WHAT IS EXPECTED: Every entry that follows should be reproduced exactly.

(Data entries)

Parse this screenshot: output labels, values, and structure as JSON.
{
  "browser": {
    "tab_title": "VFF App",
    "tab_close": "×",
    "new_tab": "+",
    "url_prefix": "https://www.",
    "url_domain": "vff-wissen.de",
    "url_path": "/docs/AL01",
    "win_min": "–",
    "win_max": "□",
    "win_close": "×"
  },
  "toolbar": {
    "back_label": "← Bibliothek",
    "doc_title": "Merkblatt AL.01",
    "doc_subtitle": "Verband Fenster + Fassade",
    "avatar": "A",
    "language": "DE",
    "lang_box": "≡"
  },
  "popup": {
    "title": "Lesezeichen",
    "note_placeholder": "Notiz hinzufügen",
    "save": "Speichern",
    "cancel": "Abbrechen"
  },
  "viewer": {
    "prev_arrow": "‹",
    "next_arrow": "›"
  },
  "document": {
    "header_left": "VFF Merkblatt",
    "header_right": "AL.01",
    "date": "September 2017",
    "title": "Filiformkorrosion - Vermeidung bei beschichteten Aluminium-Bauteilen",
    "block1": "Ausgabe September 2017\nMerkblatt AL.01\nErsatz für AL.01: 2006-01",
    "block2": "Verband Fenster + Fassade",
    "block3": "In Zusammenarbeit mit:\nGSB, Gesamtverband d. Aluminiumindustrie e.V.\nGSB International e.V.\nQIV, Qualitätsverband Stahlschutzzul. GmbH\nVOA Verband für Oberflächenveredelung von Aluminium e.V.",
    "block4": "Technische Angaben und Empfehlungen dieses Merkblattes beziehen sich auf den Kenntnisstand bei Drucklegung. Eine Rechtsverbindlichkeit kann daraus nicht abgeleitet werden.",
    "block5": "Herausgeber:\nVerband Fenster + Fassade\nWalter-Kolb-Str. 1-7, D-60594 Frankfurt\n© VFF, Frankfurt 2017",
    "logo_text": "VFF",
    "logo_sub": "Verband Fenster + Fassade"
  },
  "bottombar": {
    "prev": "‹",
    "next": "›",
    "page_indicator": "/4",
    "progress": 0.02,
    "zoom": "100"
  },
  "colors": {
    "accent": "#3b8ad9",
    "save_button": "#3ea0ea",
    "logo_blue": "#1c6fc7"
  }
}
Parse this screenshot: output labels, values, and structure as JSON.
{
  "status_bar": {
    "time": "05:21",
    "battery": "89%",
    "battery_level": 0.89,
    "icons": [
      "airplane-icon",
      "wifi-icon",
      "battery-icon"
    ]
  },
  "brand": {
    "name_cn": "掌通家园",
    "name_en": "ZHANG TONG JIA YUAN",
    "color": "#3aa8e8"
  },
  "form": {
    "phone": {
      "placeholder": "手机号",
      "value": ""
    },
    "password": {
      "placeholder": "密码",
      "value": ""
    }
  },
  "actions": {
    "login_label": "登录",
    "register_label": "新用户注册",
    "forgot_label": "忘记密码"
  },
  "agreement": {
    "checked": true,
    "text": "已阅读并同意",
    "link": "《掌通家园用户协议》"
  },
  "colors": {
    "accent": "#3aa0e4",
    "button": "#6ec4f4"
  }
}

WORKED SOLUTION:
Parse this screenshot: output labels, values, and structure as JSON.
{
  "browser": {
    "tab_title": "VFF App",
    "tab_close": "×",
    "new_tab": "+",
    "url_prefix": "https://www.",
    "url_domain": "vff-wissen.de",
    "url_path": "/docs/AL01",
    "win_min": "–",
    "win_max": "□",
    "win_close": "×"
  },
  "toolbar": {
    "back_label": "← Bibliothek",
    "doc_title": "Merkblatt AL.01",
    "doc_subtitle": "Verband Fenster + Fassade",
    "avatar": "A",
    "language": "DE",
    "lang_box": "≡"
  },
  "popup": {
    "title": "Lesezeichen",
    "note_placeholder": "Notiz hinzufügen",
    "save": "Speichern",
    "cancel": "Abbrechen"
  },
  "viewer": {
    "prev_arrow": "‹",
    "next_arrow": "›"
  },
  "document": {
    "header_left": "VFF Merkblatt",
    "header_right": "AL.01",
    "date": "September 2017",
    "title": "Filiformkorrosion - Vermeidung bei beschichteten Aluminium-Bauteilen",
    "block1": "Ausgabe September 2017\nMerkblatt AL.01\nErsatz für AL.01: 2006-01",
    "block2": "Verband Fenster + Fassade",
    "block3": "In Zusammenarbeit mit:\nGSB, Gesamtverband d. Aluminiumindustrie e.V.\nGSB International e.V.\nQIV, Qualitätsverband Stahlschutzzul. GmbH\nVOA Verband für Oberflächenveredelung von Aluminium e.V.",
    "block4": "Technische Angaben und Empfehlungen dieses Merkblattes beziehen sich auf den Kenntnisstand bei Drucklegung. Eine Rechtsverbindlichkeit kann daraus nicht abgeleitet werden.",
    "block5": "Herausgeber:\nVerband Fenster + Fassade\nWalter-Kolb-Str. 1-7, D-60594 Frankfurt\n© VFF, Frankfurt 2017",
    "logo_text": "VFF",
    "logo_sub": "Verband Fenster + Fassade"
  },
  "bottombar": {
    "prev": "‹",
    "next": "›",
    "page_indicator": "/4",
    "progress": 0.02,
    "zoom": "100"
  },
  "colors": {
    "accent": "#3b8ad9",
    "save_button": "#3ea0ea",
    "logo_blue": "#1c6fc7"
  }
}
Parse this screenshot: output labels, values, and structure as JSON.
{
  "status_bar": {
    "time": "05:21",
    "battery": "89%",
    "battery_level": 0.89,
    "icons": [
      "airplane-icon",
      "wifi-icon",
      "battery-icon"
    ]
  },
  "brand": {
    "name_cn": "掌通家园",
    "name_en": "ZHANG TONG JIA YUAN",
    "color": "#3aa8e8"
  },
  "form": {
    "phone": {
      "placeholder": "手机号",
      "value": ""
    },
    "password": {
      "placeholder": "密码",
      "value": ""
    }
  },
  "actions": {
    "login_label": "登录",
    "register_label": "新用户注册",
    "forgot_label": "忘记密码"
  },
  "agreement": {
    "checked": true,
    "text": "已阅读并同意",
    "link": "《掌通家园用户协议》"
  },
  "colors": {
    "accent": "#3aa0e4",
    "button": "#6ec4f4"
  }
}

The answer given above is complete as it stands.